▶ **EXERCISE OBJECTIVE**: Repeat all entries exactly.

Dataset listings of figures:
※

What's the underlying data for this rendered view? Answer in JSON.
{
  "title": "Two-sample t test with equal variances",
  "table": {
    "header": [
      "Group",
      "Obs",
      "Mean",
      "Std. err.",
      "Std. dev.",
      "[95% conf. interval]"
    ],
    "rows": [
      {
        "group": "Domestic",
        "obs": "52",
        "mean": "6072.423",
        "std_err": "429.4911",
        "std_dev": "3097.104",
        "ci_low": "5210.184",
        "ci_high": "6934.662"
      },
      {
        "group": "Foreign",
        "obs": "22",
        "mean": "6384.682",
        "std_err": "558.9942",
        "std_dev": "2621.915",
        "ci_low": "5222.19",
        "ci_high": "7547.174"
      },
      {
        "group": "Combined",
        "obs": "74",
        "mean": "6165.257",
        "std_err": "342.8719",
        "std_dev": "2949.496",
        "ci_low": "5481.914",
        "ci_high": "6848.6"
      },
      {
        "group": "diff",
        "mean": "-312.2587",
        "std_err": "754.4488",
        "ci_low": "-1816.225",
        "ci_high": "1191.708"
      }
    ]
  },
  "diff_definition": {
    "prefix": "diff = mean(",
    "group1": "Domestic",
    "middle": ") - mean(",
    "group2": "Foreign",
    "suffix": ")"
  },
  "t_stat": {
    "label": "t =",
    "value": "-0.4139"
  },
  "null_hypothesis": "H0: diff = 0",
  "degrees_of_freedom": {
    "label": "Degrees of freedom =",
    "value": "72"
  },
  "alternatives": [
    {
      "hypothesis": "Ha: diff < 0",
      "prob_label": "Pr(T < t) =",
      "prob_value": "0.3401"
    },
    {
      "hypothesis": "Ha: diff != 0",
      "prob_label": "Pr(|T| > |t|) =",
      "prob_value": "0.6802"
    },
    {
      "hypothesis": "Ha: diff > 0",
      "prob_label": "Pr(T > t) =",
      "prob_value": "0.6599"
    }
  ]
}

※

▶ **FULL RESPONSE**:
What's the underlying data for this rendered view? Answer in JSON.
{
  "title": "Two-sample t test with equal variances",
  "table": {
    "header": [
      "Group",
      "Obs",
      "Mean",
      "Std. err.",
      "Std. dev.",
      "[95% conf. interval]"
    ],
    "rows": [
      {
        "group": "Domestic",
        "obs": "52",
        "mean": "6072.423",
        "std_err": "429.4911",
        "std_dev": "3097.104",
        "ci_low": "5210.184",
        "ci_high": "6934.662"
      },
      {
        "group": "Foreign",
        "obs": "22",
        "mean": "6384.682",
        "std_err": "558.9942",
        "std_dev": "2621.915",
        "ci_low": "5222.19",
        "ci_high": "7547.174"
      },
      {
        "group": "Combined",
        "obs": "74",
        "mean": "6165.257",
        "std_err": "342.8719",
        "std_dev": "2949.496",
        "ci_low": "5481.914",
        "ci_high": "6848.6"
      },
      {
        "group": "diff",
        "mean": "-312.2587",
        "std_err": "754.4488",
        "ci_low": "-1816.225",
        "ci_high": "1191.708"
      }
    ]
  },
  "diff_definition": {
    "prefix": "diff = mean(",
    "group1": "Domestic",
    "middle": ") - mean(",
    "group2": "Foreign",
    "suffix": ")"
  },
  "t_stat": {
    "label": "t =",
    "value": "-0.4139"
  },
  "null_hypothesis": "H0: diff = 0",
  "degrees_of_freedom": {
    "label": "Degrees of freedom =",
    "value": "72"
  },
  "alternatives": [
    {
      "hypothesis": "Ha: diff < 0",
      "prob_label": "Pr(T < t) =",
      "prob_value": "0.3401"
    },
    {
      "hypothesis": "Ha: diff != 0",
      "prob_label": "Pr(|T| > |t|) =",
      "prob_value": "0.6802"
    },
    {
      "hypothesis": "Ha: diff > 0",
      "prob_label": "Pr(T > t) =",
      "prob_value": "0.6599"
    }
  ]
}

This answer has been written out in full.